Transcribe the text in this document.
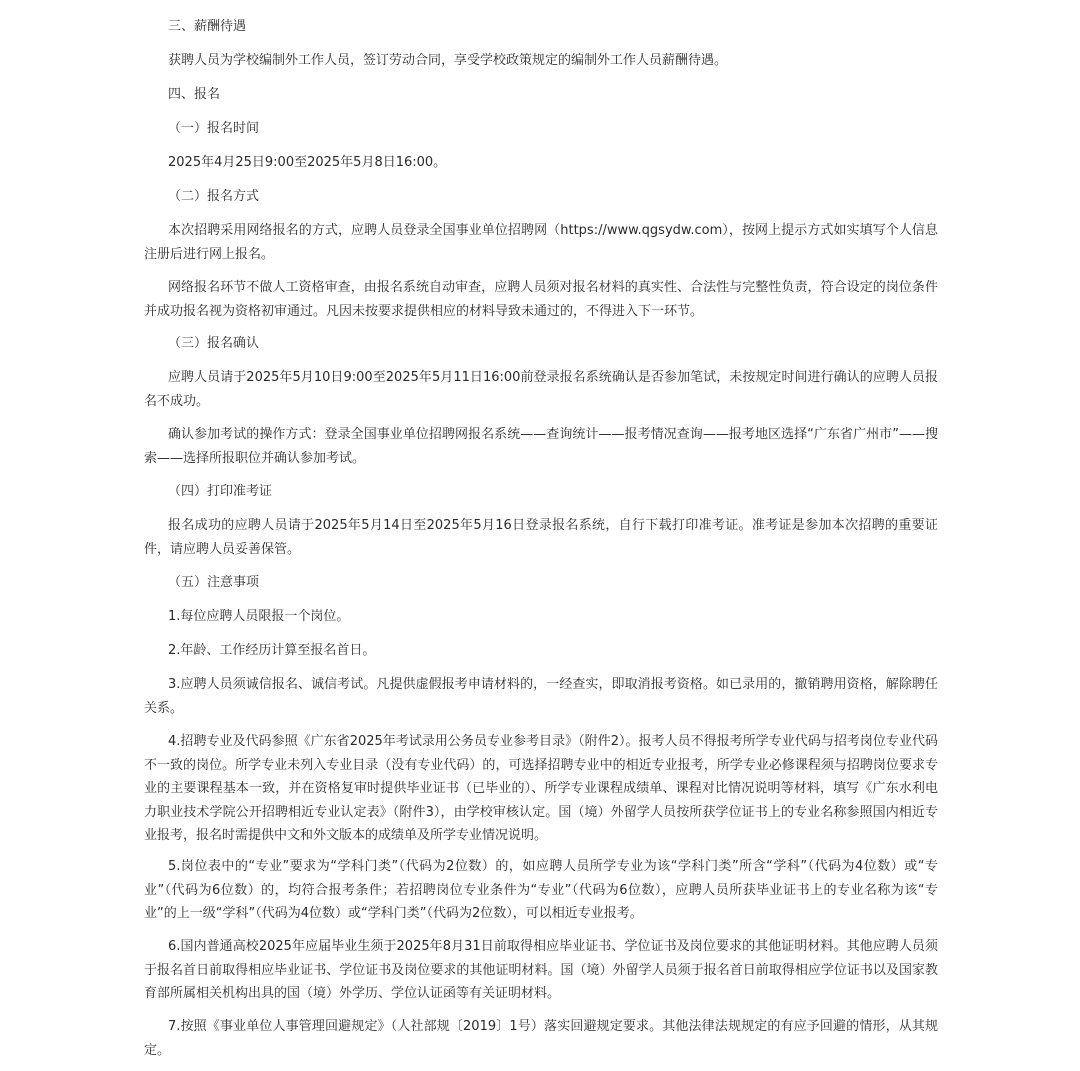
三、薪酬待遇

获聘人员为学校编制外工作人员，签订劳动合同，享受学校政策规定的编制外工作人员薪酬待遇。

四、报名

（一）报名时间

2025年4月25日9:00至2025年5月8日16:00。

（二）报名方式

本次招聘采用网络报名的方式，应聘人员登录全国事业单位招聘网（https://www.qgsydw.com），按网上提示方式如实填写个人信息注册后进行网上报名。

网络报名环节不做人工资格审查，由报名系统自动审查，应聘人员须对报名材料的真实性、合法性与完整性负责，符合设定的岗位条件并成功报名视为资格初审通过。凡因未按要求提供相应的材料导致未通过的，不得进入下一环节。

（三）报名确认

应聘人员请于2025年5月10日9:00至2025年5月11日16:00前登录报名系统确认是否参加笔试，未按规定时间进行确认的应聘人员报名不成功。

确认参加考试的操作方式：登录全国事业单位招聘网报名系统——查询统计——报考情况查询——报考地区选择“广东省广州市”——搜索——选择所报职位并确认参加考试。

（四）打印准考证

报名成功的应聘人员请于2025年5月14日至2025年5月16日登录报名系统，自行下载打印准考证。准考证是参加本次招聘的重要证件，请应聘人员妥善保管。

（五）注意事项

1.每位应聘人员限报一个岗位。

2.年龄、工作经历计算至报名首日。

3.应聘人员须诚信报名、诚信考试。凡提供虚假报考申请材料的，一经查实，即取消报考资格。如已录用的，撤销聘用资格，解除聘任关系。

4.招聘专业及代码参照《广东省2025年考试录用公务员专业参考目录》（附件2）。报考人员不得报考所学专业代码与招考岗位专业代码不一致的岗位。所学专业未列入专业目录（没有专业代码）的，可选择招聘专业中的相近专业报考，所学专业必修课程须与招聘岗位要求专业的主要课程基本一致，并在资格复审时提供毕业证书（已毕业的）、所学专业课程成绩单、课程对比情况说明等材料，填写《广东水利电力职业技术学院公开招聘相近专业认定表》（附件3），由学校审核认定。国（境）外留学人员按所获学位证书上的专业名称参照国内相近专业报考，报名时需提供中文和外文版本的成绩单及所学专业情况说明。

5.岗位表中的“专业”要求为“学科门类”（代码为2位数）的，如应聘人员所学专业为该“学科门类”所含“学科”（代码为4位数）或“专业”（代码为6位数）的，均符合报考条件；若招聘岗位专业条件为“专业”（代码为6位数），应聘人员所获毕业证书上的专业名称为该“专业”的上一级“学科”（代码为4位数）或“学科门类”（代码为2位数），可以相近专业报考。

6.国内普通高校2025年应届毕业生须于2025年8月31日前取得相应毕业证书、学位证书及岗位要求的其他证明材料。其他应聘人员须于报名首日前取得相应毕业证书、学位证书及岗位要求的其他证明材料。国（境）外留学人员须于报名首日前取得相应学位证书以及国家教育部所属相关机构出具的国（境）外学历、学位认证函等有关证明材料。

7.按照《事业单位人事管理回避规定》（人社部规〔2019〕1号）落实回避规定要求。其他法律法规规定的有应予回避的情形，从其规定。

#### Your goal:
Quote the preceding listing precisely and completely, omitting its images.

#### Solution for this exercise:
Transcribe the text in this document.
三、薪酬待遇

获聘人员为学校编制外工作人员，签订劳动合同，享受学校政策规定的编制外工作人员薪酬待遇。

四、报名

（一）报名时间

2025年4月25日9:00至2025年5月8日16:00。

（二）报名方式

本次招聘采用网络报名的方式，应聘人员登录全国事业单位招聘网（https://www.qgsydw.com），按网上提示方式如实填写个人信息注册后进行网上报名。

网络报名环节不做人工资格审查，由报名系统自动审查，应聘人员须对报名材料的真实性、合法性与完整性负责，符合设定的岗位条件并成功报名视为资格初审通过。凡因未按要求提供相应的材料导致未通过的，不得进入下一环节。

（三）报名确认

应聘人员请于2025年5月10日9:00至2025年5月11日16:00前登录报名系统确认是否参加笔试，未按规定时间进行确认的应聘人员报名不成功。

确认参加考试的操作方式：登录全国事业单位招聘网报名系统——查询统计——报考情况查询——报考地区选择“广东省广州市”——搜索——选择所报职位并确认参加考试。

（四）打印准考证

报名成功的应聘人员请于2025年5月14日至2025年5月16日登录报名系统，自行下载打印准考证。准考证是参加本次招聘的重要证件，请应聘人员妥善保管。

（五）注意事项

1.每位应聘人员限报一个岗位。

2.年龄、工作经历计算至报名首日。

3.应聘人员须诚信报名、诚信考试。凡提供虚假报考申请材料的，一经查实，即取消报考资格。如已录用的，撤销聘用资格，解除聘任关系。

4.招聘专业及代码参照《广东省2025年考试录用公务员专业参考目录》（附件2）。报考人员不得报考所学专业代码与招考岗位专业代码不一致的岗位。所学专业未列入专业目录（没有专业代码）的，可选择招聘专业中的相近专业报考，所学专业必修课程须与招聘岗位要求专业的主要课程基本一致，并在资格复审时提供毕业证书（已毕业的）、所学专业课程成绩单、课程对比情况说明等材料，填写《广东水利电力职业技术学院公开招聘相近专业认定表》（附件3），由学校审核认定。国（境）外留学人员按所获学位证书上的专业名称参照国内相近专业报考，报名时需提供中文和外文版本的成绩单及所学专业情况说明。

5.岗位表中的“专业”要求为“学科门类”（代码为2位数）的，如应聘人员所学专业为该“学科门类”所含“学科”（代码为4位数）或“专业”（代码为6位数）的，均符合报考条件；若招聘岗位专业条件为“专业”（代码为6位数），应聘人员所获毕业证书上的专业名称为该“专业”的上一级“学科”（代码为4位数）或“学科门类”（代码为2位数），可以相近专业报考。

6.国内普通高校2025年应届毕业生须于2025年8月31日前取得相应毕业证书、学位证书及岗位要求的其他证明材料。其他应聘人员须于报名首日前取得相应毕业证书、学位证书及岗位要求的其他证明材料。国（境）外留学人员须于报名首日前取得相应学位证书以及国家教育部所属相关机构出具的国（境）外学历、学位认证函等有关证明材料。

7.按照《事业单位人事管理回避规定》（人社部规〔2019〕1号）落实回避规定要求。其他法律法规规定的有应予回避的情形，从其规定。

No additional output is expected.